Instruction: Each entry here needs to be set down again exactly, please; pictures are left out.

═══ The input ═══

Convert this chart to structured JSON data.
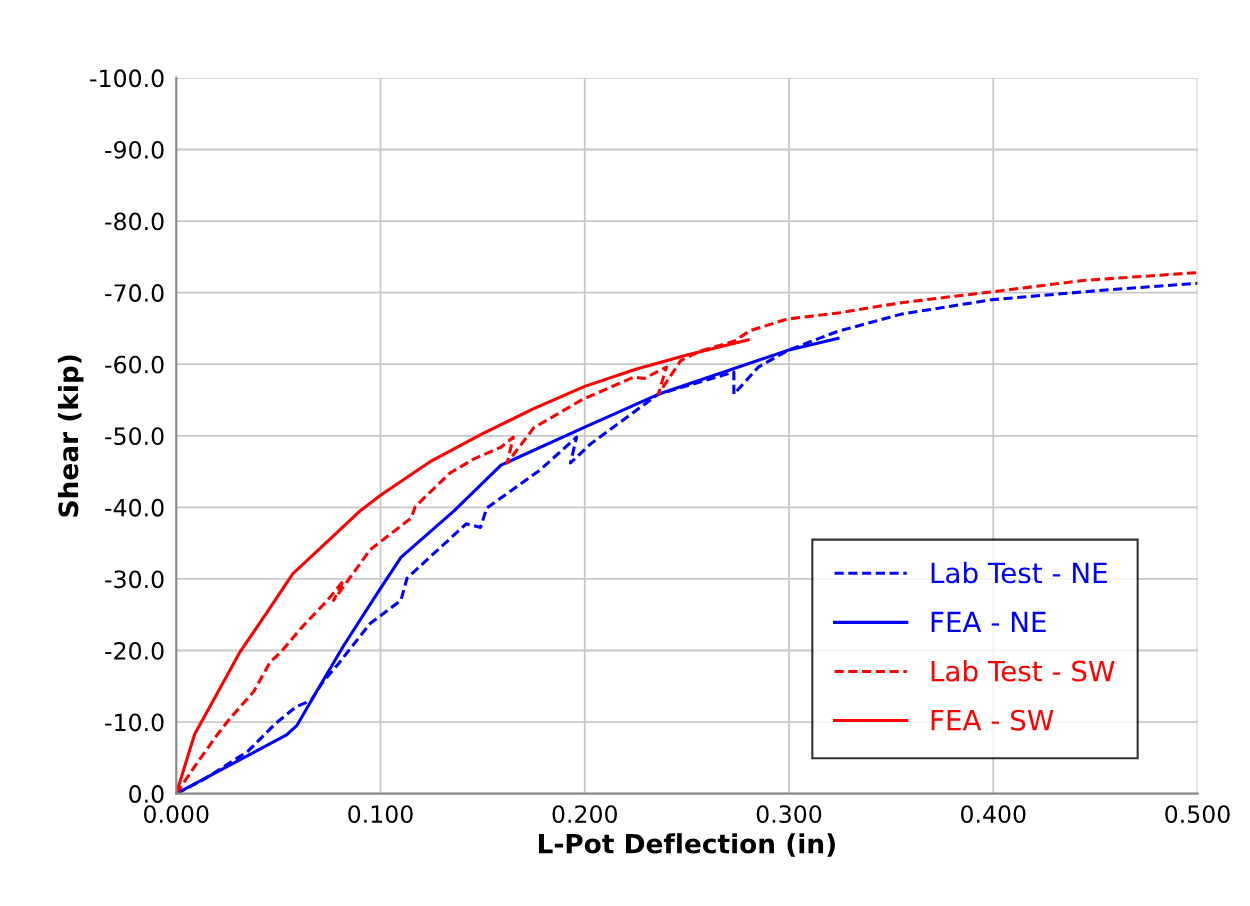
{
  "chart_data": {
    "type": "line",
    "xlabel": "L-Pot Deflection (in)",
    "ylabel": "Shear (kip)",
    "xlim": [
      0,
      0.5
    ],
    "ylim": [
      0,
      -100
    ],
    "xticks": [
      {
        "value": 0,
        "label": "0.000"
      },
      {
        "value": 0.1,
        "label": "0.100"
      },
      {
        "value": 0.2,
        "label": "0.200"
      },
      {
        "value": 0.3,
        "label": "0.300"
      },
      {
        "value": 0.4,
        "label": "0.400"
      },
      {
        "value": 0.5,
        "label": "0.500"
      }
    ],
    "yticks": [
      {
        "value": 0,
        "label": "0.0"
      },
      {
        "value": -10,
        "label": "-10.0"
      },
      {
        "value": -20,
        "label": "-20.0"
      },
      {
        "value": -30,
        "label": "-30.0"
      },
      {
        "value": -40,
        "label": "-40.0"
      },
      {
        "value": -50,
        "label": "-50.0"
      },
      {
        "value": -60,
        "label": "-60.0"
      },
      {
        "value": -70,
        "label": "-70.0"
      },
      {
        "value": -80,
        "label": "-80.0"
      },
      {
        "value": -90,
        "label": "-90.0"
      },
      {
        "value": -100,
        "label": "-100.0"
      }
    ],
    "grid": true,
    "legend": "bottom right",
    "marker": "none",
    "series": [
      {
        "name": "Lab Test - NE",
        "color": "#0000ff",
        "line_style": "dashed",
        "x": [
          0,
          0.013,
          0.035,
          0.049,
          0.059,
          0.066,
          0.071,
          0.079,
          0.082,
          0.095,
          0.11,
          0.113,
          0.124,
          0.142,
          0.149,
          0.152,
          0.178,
          0.196,
          0.193,
          0.203,
          0.224,
          0.236,
          0.273,
          0.273,
          0.285,
          0.3,
          0.324,
          0.355,
          0.399,
          0.452,
          0.5
        ],
        "values": [
          0,
          -1.9,
          -5.9,
          -9.9,
          -12.2,
          -13,
          -15.3,
          -18,
          -19.1,
          -23.8,
          -27,
          -30.1,
          -33,
          -37.7,
          -37.2,
          -39.9,
          -45.2,
          -49.8,
          -46.2,
          -48.9,
          -53.3,
          -55.8,
          -58.9,
          -55.8,
          -59.6,
          -62,
          -64.6,
          -67,
          -69,
          -70.3,
          -71.3
        ]
      },
      {
        "name": "FEA - NE",
        "color": "#0000ff",
        "line_style": "solid",
        "x": [
          0,
          0.054,
          0.059,
          0.069,
          0.082,
          0.098,
          0.11,
          0.136,
          0.159,
          0.2,
          0.236,
          0.3,
          0.324
        ],
        "values": [
          0,
          -8.2,
          -9.5,
          -14.4,
          -20.7,
          -27.8,
          -33,
          -39.5,
          -45.9,
          -51.2,
          -55.8,
          -62,
          -63.6
        ]
      },
      {
        "name": "Lab Test - SW",
        "color": "#ff0000",
        "line_style": "dashed",
        "x": [
          0,
          0.01,
          0.02,
          0.026,
          0.038,
          0.046,
          0.051,
          0.062,
          0.074,
          0.082,
          0.077,
          0.095,
          0.115,
          0.117,
          0.134,
          0.146,
          0.159,
          0.165,
          0.162,
          0.175,
          0.199,
          0.224,
          0.229,
          0.24,
          0.236,
          0.247,
          0.257,
          0.273,
          0.281,
          0.299,
          0.325,
          0.355,
          0.399,
          0.444,
          0.5
        ],
        "values": [
          0,
          -4.2,
          -8.2,
          -10.4,
          -14.3,
          -18.4,
          -19.7,
          -23.4,
          -27,
          -29.8,
          -27,
          -34.1,
          -38.5,
          -40.1,
          -44.8,
          -46.8,
          -48.4,
          -49.8,
          -46.2,
          -51.1,
          -55.1,
          -58.2,
          -58,
          -59.6,
          -55.8,
          -60.5,
          -61.9,
          -63.2,
          -64.7,
          -66.3,
          -67.2,
          -68.6,
          -70.1,
          -71.7,
          -72.8
        ]
      },
      {
        "name": "FEA - SW",
        "color": "#ff0000",
        "line_style": "solid",
        "x": [
          0,
          0.009,
          0.031,
          0.046,
          0.057,
          0.075,
          0.09,
          0.1,
          0.125,
          0.15,
          0.175,
          0.2,
          0.225,
          0.25,
          0.28
        ],
        "values": [
          0,
          -8.3,
          -19.7,
          -26,
          -30.7,
          -35.5,
          -39.5,
          -41.7,
          -46.5,
          -50.3,
          -53.8,
          -56.9,
          -59.3,
          -61.3,
          -63.4
        ]
      }
    ]
  }
}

═══

Response to the exercise:
Convert this chart to structured JSON data.
{
  "chart_data": {
    "type": "line",
    "xlabel": "L-Pot Deflection (in)",
    "ylabel": "Shear (kip)",
    "xlim": [
      0,
      0.5
    ],
    "ylim": [
      0,
      -100
    ],
    "xticks": [
      {
        "value": 0,
        "label": "0.000"
      },
      {
        "value": 0.1,
        "label": "0.100"
      },
      {
        "value": 0.2,
        "label": "0.200"
      },
      {
        "value": 0.3,
        "label": "0.300"
      },
      {
        "value": 0.4,
        "label": "0.400"
      },
      {
        "value": 0.5,
        "label": "0.500"
      }
    ],
    "yticks": [
      {
        "value": 0,
        "label": "0.0"
      },
      {
        "value": -10,
        "label": "-10.0"
      },
      {
        "value": -20,
        "label": "-20.0"
      },
      {
        "value": -30,
        "label": "-30.0"
      },
      {
        "value": -40,
        "label": "-40.0"
      },
      {
        "value": -50,
        "label": "-50.0"
      },
      {
        "value": -60,
        "label": "-60.0"
      },
      {
        "value": -70,
        "label": "-70.0"
      },
      {
        "value": -80,
        "label": "-80.0"
      },
      {
        "value": -90,
        "label": "-90.0"
      },
      {
        "value": -100,
        "label": "-100.0"
      }
    ],
    "grid": true,
    "legend": "bottom right",
    "marker": "none",
    "series": [
      {
        "name": "Lab Test - NE",
        "color": "#0000ff",
        "line_style": "dashed",
        "x": [
          0,
          0.013,
          0.035,
          0.049,
          0.059,
          0.066,
          0.071,
          0.079,
          0.082,
          0.095,
          0.11,
          0.113,
          0.124,
          0.142,
          0.149,
          0.152,
          0.178,
          0.196,
          0.193,
          0.203,
          0.224,
          0.236,
          0.273,
          0.273,
          0.285,
          0.3,
          0.324,
          0.355,
          0.399,
          0.452,
          0.5
        ],
        "values": [
          0,
          -1.9,
          -5.9,
          -9.9,
          -12.2,
          -13,
          -15.3,
          -18,
          -19.1,
          -23.8,
          -27,
          -30.1,
          -33,
          -37.7,
          -37.2,
          -39.9,
          -45.2,
          -49.8,
          -46.2,
          -48.9,
          -53.3,
          -55.8,
          -58.9,
          -55.8,
          -59.6,
          -62,
          -64.6,
          -67,
          -69,
          -70.3,
          -71.3
        ]
      },
      {
        "name": "FEA - NE",
        "color": "#0000ff",
        "line_style": "solid",
        "x": [
          0,
          0.054,
          0.059,
          0.069,
          0.082,
          0.098,
          0.11,
          0.136,
          0.159,
          0.2,
          0.236,
          0.3,
          0.324
        ],
        "values": [
          0,
          -8.2,
          -9.5,
          -14.4,
          -20.7,
          -27.8,
          -33,
          -39.5,
          -45.9,
          -51.2,
          -55.8,
          -62,
          -63.6
        ]
      },
      {
        "name": "Lab Test - SW",
        "color": "#ff0000",
        "line_style": "dashed",
        "x": [
          0,
          0.01,
          0.02,
          0.026,
          0.038,
          0.046,
          0.051,
          0.062,
          0.074,
          0.082,
          0.077,
          0.095,
          0.115,
          0.117,
          0.134,
          0.146,
          0.159,
          0.165,
          0.162,
          0.175,
          0.199,
          0.224,
          0.229,
          0.24,
          0.236,
          0.247,
          0.257,
          0.273,
          0.281,
          0.299,
          0.325,
          0.355,
          0.399,
          0.444,
          0.5
        ],
        "values": [
          0,
          -4.2,
          -8.2,
          -10.4,
          -14.3,
          -18.4,
          -19.7,
          -23.4,
          -27,
          -29.8,
          -27,
          -34.1,
          -38.5,
          -40.1,
          -44.8,
          -46.8,
          -48.4,
          -49.8,
          -46.2,
          -51.1,
          -55.1,
          -58.2,
          -58,
          -59.6,
          -55.8,
          -60.5,
          -61.9,
          -63.2,
          -64.7,
          -66.3,
          -67.2,
          -68.6,
          -70.1,
          -71.7,
          -72.8
        ]
      },
      {
        "name": "FEA - SW",
        "color": "#ff0000",
        "line_style": "solid",
        "x": [
          0,
          0.009,
          0.031,
          0.046,
          0.057,
          0.075,
          0.09,
          0.1,
          0.125,
          0.15,
          0.175,
          0.2,
          0.225,
          0.25,
          0.28
        ],
        "values": [
          0,
          -8.3,
          -19.7,
          -26,
          -30.7,
          -35.5,
          -39.5,
          -41.7,
          -46.5,
          -50.3,
          -53.8,
          -56.9,
          -59.3,
          -61.3,
          -63.4
        ]
      }
    ]
  }
}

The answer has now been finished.